** JOB **
Extract the complete listing and repeat it word for word.

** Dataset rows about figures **

___

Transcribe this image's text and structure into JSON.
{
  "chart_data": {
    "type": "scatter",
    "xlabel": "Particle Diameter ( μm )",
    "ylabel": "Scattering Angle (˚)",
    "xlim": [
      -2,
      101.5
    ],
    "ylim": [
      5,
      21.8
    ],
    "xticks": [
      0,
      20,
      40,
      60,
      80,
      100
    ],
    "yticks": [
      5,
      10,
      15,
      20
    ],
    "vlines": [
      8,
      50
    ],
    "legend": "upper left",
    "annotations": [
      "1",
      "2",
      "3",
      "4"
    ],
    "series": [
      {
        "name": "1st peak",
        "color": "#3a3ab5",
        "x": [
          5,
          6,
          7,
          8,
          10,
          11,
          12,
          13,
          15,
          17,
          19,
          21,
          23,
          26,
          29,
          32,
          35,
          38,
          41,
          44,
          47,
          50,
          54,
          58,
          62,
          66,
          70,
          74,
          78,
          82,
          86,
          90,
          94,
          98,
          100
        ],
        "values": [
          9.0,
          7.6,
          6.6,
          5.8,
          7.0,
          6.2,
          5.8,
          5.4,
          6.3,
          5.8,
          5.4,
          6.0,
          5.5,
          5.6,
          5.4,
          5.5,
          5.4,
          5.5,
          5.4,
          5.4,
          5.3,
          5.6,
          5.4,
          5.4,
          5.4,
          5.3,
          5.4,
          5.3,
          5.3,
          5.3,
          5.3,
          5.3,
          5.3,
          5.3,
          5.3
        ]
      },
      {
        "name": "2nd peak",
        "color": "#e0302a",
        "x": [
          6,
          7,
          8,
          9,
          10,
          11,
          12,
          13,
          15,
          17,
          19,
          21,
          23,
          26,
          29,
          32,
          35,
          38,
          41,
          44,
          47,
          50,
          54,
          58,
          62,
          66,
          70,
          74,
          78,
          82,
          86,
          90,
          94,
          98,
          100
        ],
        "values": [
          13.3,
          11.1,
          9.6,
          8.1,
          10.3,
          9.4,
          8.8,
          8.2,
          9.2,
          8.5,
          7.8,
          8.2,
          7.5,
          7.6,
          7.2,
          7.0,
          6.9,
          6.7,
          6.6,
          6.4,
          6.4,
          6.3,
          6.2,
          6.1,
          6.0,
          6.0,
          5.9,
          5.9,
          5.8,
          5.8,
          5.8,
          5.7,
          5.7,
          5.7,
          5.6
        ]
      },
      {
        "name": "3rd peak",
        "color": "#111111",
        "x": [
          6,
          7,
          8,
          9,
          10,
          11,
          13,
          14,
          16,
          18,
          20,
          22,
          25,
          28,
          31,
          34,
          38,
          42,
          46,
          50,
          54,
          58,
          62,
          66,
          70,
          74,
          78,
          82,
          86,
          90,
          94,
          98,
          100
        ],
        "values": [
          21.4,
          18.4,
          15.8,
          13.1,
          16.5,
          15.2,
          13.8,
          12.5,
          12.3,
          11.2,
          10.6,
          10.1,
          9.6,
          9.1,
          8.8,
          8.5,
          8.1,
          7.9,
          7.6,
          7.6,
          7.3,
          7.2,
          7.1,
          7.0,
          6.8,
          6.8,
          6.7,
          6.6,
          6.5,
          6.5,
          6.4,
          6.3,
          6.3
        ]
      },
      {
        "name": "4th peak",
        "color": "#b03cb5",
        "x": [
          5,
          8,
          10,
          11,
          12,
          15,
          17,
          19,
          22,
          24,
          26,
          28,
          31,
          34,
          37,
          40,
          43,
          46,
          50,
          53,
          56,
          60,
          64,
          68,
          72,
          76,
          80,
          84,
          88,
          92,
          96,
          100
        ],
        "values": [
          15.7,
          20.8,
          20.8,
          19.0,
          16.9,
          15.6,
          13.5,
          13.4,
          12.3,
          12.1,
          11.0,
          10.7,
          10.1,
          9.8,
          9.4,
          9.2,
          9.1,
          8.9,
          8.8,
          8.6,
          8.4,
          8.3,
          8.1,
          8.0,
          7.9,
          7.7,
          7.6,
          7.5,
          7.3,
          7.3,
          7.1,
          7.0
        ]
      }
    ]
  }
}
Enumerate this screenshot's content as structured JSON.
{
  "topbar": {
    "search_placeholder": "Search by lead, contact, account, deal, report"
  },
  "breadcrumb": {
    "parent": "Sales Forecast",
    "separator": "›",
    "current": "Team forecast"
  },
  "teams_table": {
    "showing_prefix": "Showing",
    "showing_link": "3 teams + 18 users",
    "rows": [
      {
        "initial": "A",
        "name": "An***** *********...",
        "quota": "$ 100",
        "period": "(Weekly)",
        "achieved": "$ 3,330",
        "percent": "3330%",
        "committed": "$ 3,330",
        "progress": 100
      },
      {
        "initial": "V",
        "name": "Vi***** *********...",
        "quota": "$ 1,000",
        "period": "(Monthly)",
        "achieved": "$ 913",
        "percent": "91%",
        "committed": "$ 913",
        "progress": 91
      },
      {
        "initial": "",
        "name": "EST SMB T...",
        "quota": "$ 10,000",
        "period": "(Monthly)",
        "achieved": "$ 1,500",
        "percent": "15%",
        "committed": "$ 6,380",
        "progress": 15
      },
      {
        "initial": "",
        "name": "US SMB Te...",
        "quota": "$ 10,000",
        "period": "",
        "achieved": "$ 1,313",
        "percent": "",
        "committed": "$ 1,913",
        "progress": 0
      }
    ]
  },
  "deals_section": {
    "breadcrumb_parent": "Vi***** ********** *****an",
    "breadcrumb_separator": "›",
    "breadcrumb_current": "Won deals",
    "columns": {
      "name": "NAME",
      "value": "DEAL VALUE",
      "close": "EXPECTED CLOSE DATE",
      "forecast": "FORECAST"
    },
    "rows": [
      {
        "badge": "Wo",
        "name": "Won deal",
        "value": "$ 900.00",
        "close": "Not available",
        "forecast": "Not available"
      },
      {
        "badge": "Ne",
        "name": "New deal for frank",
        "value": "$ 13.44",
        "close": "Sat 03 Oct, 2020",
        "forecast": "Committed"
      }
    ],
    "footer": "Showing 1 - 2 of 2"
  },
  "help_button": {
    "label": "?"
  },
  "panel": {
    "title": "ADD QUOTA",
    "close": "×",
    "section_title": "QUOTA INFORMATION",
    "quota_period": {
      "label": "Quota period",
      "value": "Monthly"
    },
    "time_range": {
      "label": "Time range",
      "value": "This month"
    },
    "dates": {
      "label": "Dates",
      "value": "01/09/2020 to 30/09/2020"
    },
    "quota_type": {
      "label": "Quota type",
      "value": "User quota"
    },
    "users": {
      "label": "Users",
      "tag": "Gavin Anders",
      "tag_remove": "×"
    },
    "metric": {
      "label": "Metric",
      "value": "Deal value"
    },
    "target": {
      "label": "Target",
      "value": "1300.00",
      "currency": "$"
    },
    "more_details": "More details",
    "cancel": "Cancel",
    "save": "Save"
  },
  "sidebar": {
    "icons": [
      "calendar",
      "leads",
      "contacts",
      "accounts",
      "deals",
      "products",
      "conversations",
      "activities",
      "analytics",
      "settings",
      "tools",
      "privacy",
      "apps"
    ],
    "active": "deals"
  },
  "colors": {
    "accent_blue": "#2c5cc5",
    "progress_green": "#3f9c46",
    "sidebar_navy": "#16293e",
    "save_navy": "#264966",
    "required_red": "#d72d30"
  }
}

___

** EXERCISE OUTPUT **
Transcribe this image's text and structure into JSON.
{
  "chart_data": {
    "type": "scatter",
    "xlabel": "Particle Diameter ( μm )",
    "ylabel": "Scattering Angle (˚)",
    "xlim": [
      -2,
      101.5
    ],
    "ylim": [
      5,
      21.8
    ],
    "xticks": [
      0,
      20,
      40,
      60,
      80,
      100
    ],
    "yticks": [
      5,
      10,
      15,
      20
    ],
    "vlines": [
      8,
      50
    ],
    "legend": "upper left",
    "annotations": [
      "1",
      "2",
      "3",
      "4"
    ],
    "series": [
      {
        "name": "1st peak",
        "color": "#3a3ab5",
        "x": [
          5,
          6,
          7,
          8,
          10,
          11,
          12,
          13,
          15,
          17,
          19,
          21,
          23,
          26,
          29,
          32,
          35,
          38,
          41,
          44,
          47,
          50,
          54,
          58,
          62,
          66,
          70,
          74,
          78,
          82,
          86,
          90,
          94,
          98,
          100
        ],
        "values": [
          9.0,
          7.6,
          6.6,
          5.8,
          7.0,
          6.2,
          5.8,
          5.4,
          6.3,
          5.8,
          5.4,
          6.0,
          5.5,
          5.6,
          5.4,
          5.5,
          5.4,
          5.5,
          5.4,
          5.4,
          5.3,
          5.6,
          5.4,
          5.4,
          5.4,
          5.3,
          5.4,
          5.3,
          5.3,
          5.3,
          5.3,
          5.3,
          5.3,
          5.3,
          5.3
        ]
      },
      {
        "name": "2nd peak",
        "color": "#e0302a",
        "x": [
          6,
          7,
          8,
          9,
          10,
          11,
          12,
          13,
          15,
          17,
          19,
          21,
          23,
          26,
          29,
          32,
          35,
          38,
          41,
          44,
          47,
          50,
          54,
          58,
          62,
          66,
          70,
          74,
          78,
          82,
          86,
          90,
          94,
          98,
          100
        ],
        "values": [
          13.3,
          11.1,
          9.6,
          8.1,
          10.3,
          9.4,
          8.8,
          8.2,
          9.2,
          8.5,
          7.8,
          8.2,
          7.5,
          7.6,
          7.2,
          7.0,
          6.9,
          6.7,
          6.6,
          6.4,
          6.4,
          6.3,
          6.2,
          6.1,
          6.0,
          6.0,
          5.9,
          5.9,
          5.8,
          5.8,
          5.8,
          5.7,
          5.7,
          5.7,
          5.6
        ]
      },
      {
        "name": "3rd peak",
        "color": "#111111",
        "x": [
          6,
          7,
          8,
          9,
          10,
          11,
          13,
          14,
          16,
          18,
          20,
          22,
          25,
          28,
          31,
          34,
          38,
          42,
          46,
          50,
          54,
          58,
          62,
          66,
          70,
          74,
          78,
          82,
          86,
          90,
          94,
          98,
          100
        ],
        "values": [
          21.4,
          18.4,
          15.8,
          13.1,
          16.5,
          15.2,
          13.8,
          12.5,
          12.3,
          11.2,
          10.6,
          10.1,
          9.6,
          9.1,
          8.8,
          8.5,
          8.1,
          7.9,
          7.6,
          7.6,
          7.3,
          7.2,
          7.1,
          7.0,
          6.8,
          6.8,
          6.7,
          6.6,
          6.5,
          6.5,
          6.4,
          6.3,
          6.3
        ]
      },
      {
        "name": "4th peak",
        "color": "#b03cb5",
        "x": [
          5,
          8,
          10,
          11,
          12,
          15,
          17,
          19,
          22,
          24,
          26,
          28,
          31,
          34,
          37,
          40,
          43,
          46,
          50,
          53,
          56,
          60,
          64,
          68,
          72,
          76,
          80,
          84,
          88,
          92,
          96,
          100
        ],
        "values": [
          15.7,
          20.8,
          20.8,
          19.0,
          16.9,
          15.6,
          13.5,
          13.4,
          12.3,
          12.1,
          11.0,
          10.7,
          10.1,
          9.8,
          9.4,
          9.2,
          9.1,
          8.9,
          8.8,
          8.6,
          8.4,
          8.3,
          8.1,
          8.0,
          7.9,
          7.7,
          7.6,
          7.5,
          7.3,
          7.3,
          7.1,
          7.0
        ]
      }
    ]
  }
}
Enumerate this screenshot's content as structured JSON.
{
  "topbar": {
    "search_placeholder": "Search by lead, contact, account, deal, report"
  },
  "breadcrumb": {
    "parent": "Sales Forecast",
    "separator": "›",
    "current": "Team forecast"
  },
  "teams_table": {
    "showing_prefix": "Showing",
    "showing_link": "3 teams + 18 users",
    "rows": [
      {
        "initial": "A",
        "name": "An***** *********...",
        "quota": "$ 100",
        "period": "(Weekly)",
        "achieved": "$ 3,330",
        "percent": "3330%",
        "committed": "$ 3,330",
        "progress": 100
      },
      {
        "initial": "V",
        "name": "Vi***** *********...",
        "quota": "$ 1,000",
        "period": "(Monthly)",
        "achieved": "$ 913",
        "percent": "91%",
        "committed": "$ 913",
        "progress": 91
      },
      {
        "initial": "",
        "name": "EST SMB T...",
        "quota": "$ 10,000",
        "period": "(Monthly)",
        "achieved": "$ 1,500",
        "percent": "15%",
        "committed": "$ 6,380",
        "progress": 15
      },
      {
        "initial": "",
        "name": "US SMB Te...",
        "quota": "$ 10,000",
        "period": "",
        "achieved": "$ 1,313",
        "percent": "",
        "committed": "$ 1,913",
        "progress": 0
      }
    ]
  },
  "deals_section": {
    "breadcrumb_parent": "Vi***** ********** *****an",
    "breadcrumb_separator": "›",
    "breadcrumb_current": "Won deals",
    "columns": {
      "name": "NAME",
      "value": "DEAL VALUE",
      "close": "EXPECTED CLOSE DATE",
      "forecast": "FORECAST"
    },
    "rows": [
      {
        "badge": "Wo",
        "name": "Won deal",
        "value": "$ 900.00",
        "close": "Not available",
        "forecast": "Not available"
      },
      {
        "badge": "Ne",
        "name": "New deal for frank",
        "value": "$ 13.44",
        "close": "Sat 03 Oct, 2020",
        "forecast": "Committed"
      }
    ],
    "footer": "Showing 1 - 2 of 2"
  },
  "help_button": {
    "label": "?"
  },
  "panel": {
    "title": "ADD QUOTA",
    "close": "×",
    "section_title": "QUOTA INFORMATION",
    "quota_period": {
      "label": "Quota period",
      "value": "Monthly"
    },
    "time_range": {
      "label": "Time range",
      "value": "This month"
    },
    "dates": {
      "label": "Dates",
      "value": "01/09/2020 to 30/09/2020"
    },
    "quota_type": {
      "label": "Quota type",
      "value": "User quota"
    },
    "users": {
      "label": "Users",
      "tag": "Gavin Anders",
      "tag_remove": "×"
    },
    "metric": {
      "label": "Metric",
      "value": "Deal value"
    },
    "target": {
      "label": "Target",
      "value": "1300.00",
      "currency": "$"
    },
    "more_details": "More details",
    "cancel": "Cancel",
    "save": "Save"
  },
  "sidebar": {
    "icons": [
      "calendar",
      "leads",
      "contacts",
      "accounts",
      "deals",
      "products",
      "conversations",
      "activities",
      "analytics",
      "settings",
      "tools",
      "privacy",
      "apps"
    ],
    "active": "deals"
  },
  "colors": {
    "accent_blue": "#2c5cc5",
    "progress_green": "#3f9c46",
    "sidebar_navy": "#16293e",
    "save_navy": "#264966",
    "required_red": "#d72d30"
  }
}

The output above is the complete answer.